▸ **Challenges**
A: According to the movie reviews, whose directorial debut was Pumpkinhead?
B: Copy the passage of the movie reviews starting at "One thing that" and ending at "fields of study.".
-- Start of Extract --
Aside from the occasional burst of Halloween atmosphere, I really did not enjoy this. And of course, I’m already on the hook for part 2….
I’m not sure my kid even liked it, but maybe I’m just seeing it all through grumpy, old lenses.
HOCUS POCUS 2
This was a mom/daughter pick. Its release was the catalyst for our watching the original last week. I really didn’t like that one, and, unsurprisingly, I struggled mightily getting through this one.
I don’t get it. But I’m old and grumpy so I don’t think I’m the target demo. Anyway, empty calories serving a Fandom to which I don’t belong.
MANIAC
This is another all-time favorite of mine, and I had the Blue Underground release over on the shelf, still shrink-wrapped, so I figured what the hell?
Joe Spinell and Bill Lustig conspired to make a sleazy, brutal, and disturbing little masterpiece told from the perspective of a demented serial killer who’s losing his grip on what’s real.
It’s exemplary of the confluence between one of my favorite cinematic eras and one of my favorite cinematic regions. I mean, pop this in and you can practically smell the puddles of piss up and down 42nd Street.
One thing that really struck me this time was how impressively prescient this was in that it got an incredible number of things right about the way serial killers operate. And this was way before any of that information was really available outside of those fields of study.
It features a truly great performance by Spinell. Also, Tom Savini goes ham.
PREY
We liked this well enough. Great setting. Tight, classically composed story. Nice, svelte run time. This was another daddy/daughter pick, and it ended up being right on the edge of what she can deal with. She didn’t find it scary; in fact, she digs the creep-factor part of this stuff more than anything. She’s just really squeamish. I told her CGI gore doesn’t count, but she wasn’t buying it.
POLTERGEIST
This is yet another family watch. My daughter thought it was pretty awesome. And I hadn’t seen it in at least a couple decades. It’s a touch rougher around the edges than I remember it being, but it still holds up really well (even though the movie’s objective correlative is an ancient, 400lb TV that goes to static late at night…might as well have been a dinosaur bone to my kid).
Back in 1982 we didn’t have much…but we sure had HBO!! So, from ’82 through ’83 my brother and I watched Poltergeist and Jaws 3 like seven times per day. So, this movie was for sure an early influence on my movie sensibilities. Hungry little fucker watching ghost flicks.
PUMPKINHEAD
This was another daughter/dad watch. I’ve been in love with this one since it was released, and I thought it was a perfect time to share it with the kiddo.
An outstanding Lance Henriksen performance. A creepy-assed mountain witch. A great monster. It’s an impressive directorial debut from the great Stan Winston and a perfect Halloween time watch.
My daughter thought this was amazing. We had lots of fun.
-- End of Extract --
-- Start of Excerpted data --
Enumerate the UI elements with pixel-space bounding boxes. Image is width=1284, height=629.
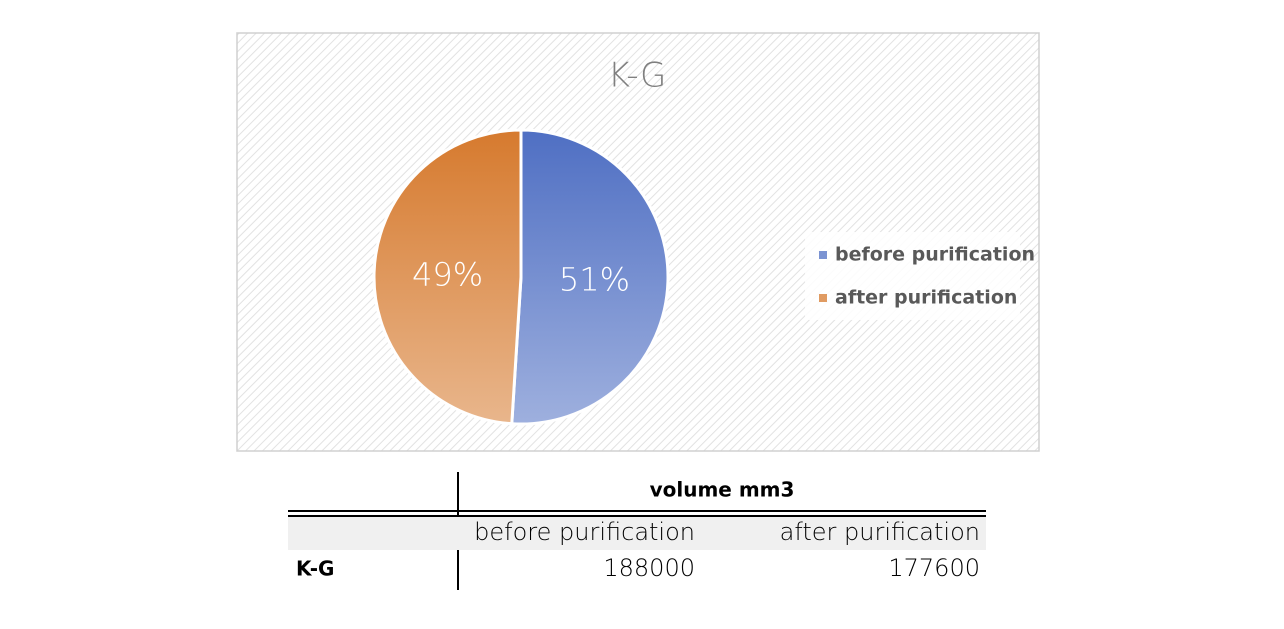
slice-label: 49% <box>412 256 483 294</box>
legend-box <box>805 232 1020 320</box>
header-row <box>288 517 986 550</box>
column-header: before purification <box>474 518 695 546</box>
cell: 177600 <box>888 554 980 582</box>
legend: before purification after purification <box>819 244 1035 309</box>
row-label: K-G <box>296 557 334 581</box>
legend-label: before purification <box>835 244 1035 266</box>
legend-swatch <box>819 251 827 259</box>
cell: 188000 <box>603 554 695 582</box>
table-header: volume mm3 <box>650 478 795 502</box>
pie-slice <box>372 128 523 426</box>
chart-title: K-G <box>608 56 667 96</box>
pie: 51% 49% <box>372 128 670 426</box>
column-header: after purification <box>780 518 980 546</box>
legend-swatch <box>819 294 827 302</box>
pie-slice <box>510 128 670 426</box>
slice-label: 51% <box>559 260 630 298</box>
legend-label: after purification <box>835 287 1017 309</box>
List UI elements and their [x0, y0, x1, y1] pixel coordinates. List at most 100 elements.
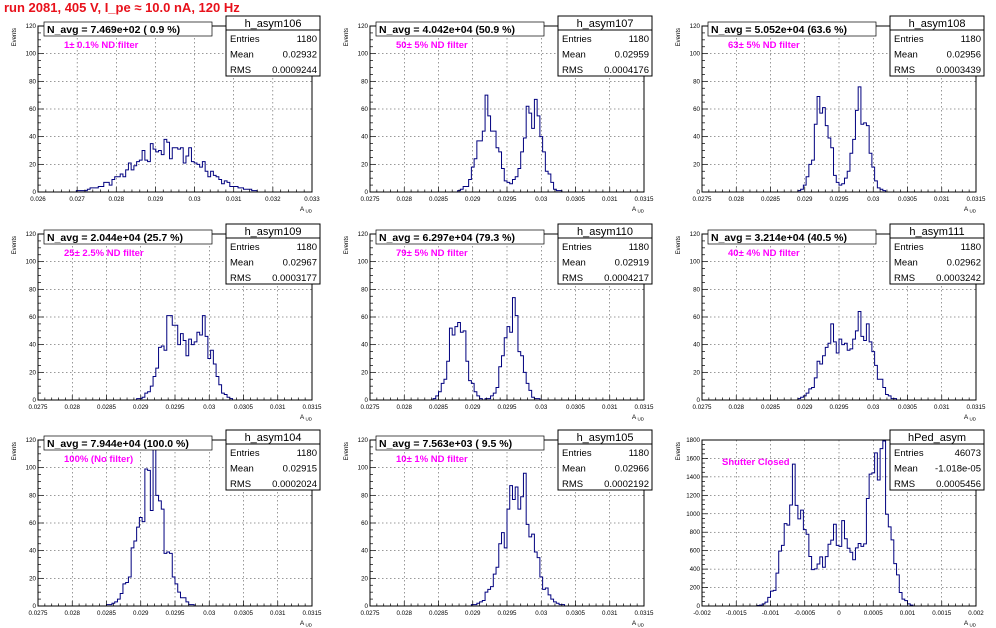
-- End of Excerpted data --
▸ **Results of the exercise**
A: Stan Winston's.

B:
One thing that really struck me this time was how impressively prescient this was in that it got an incredible number of things right about the way serial killers operate. And this was way before any of that information was really available outside of those fields of study.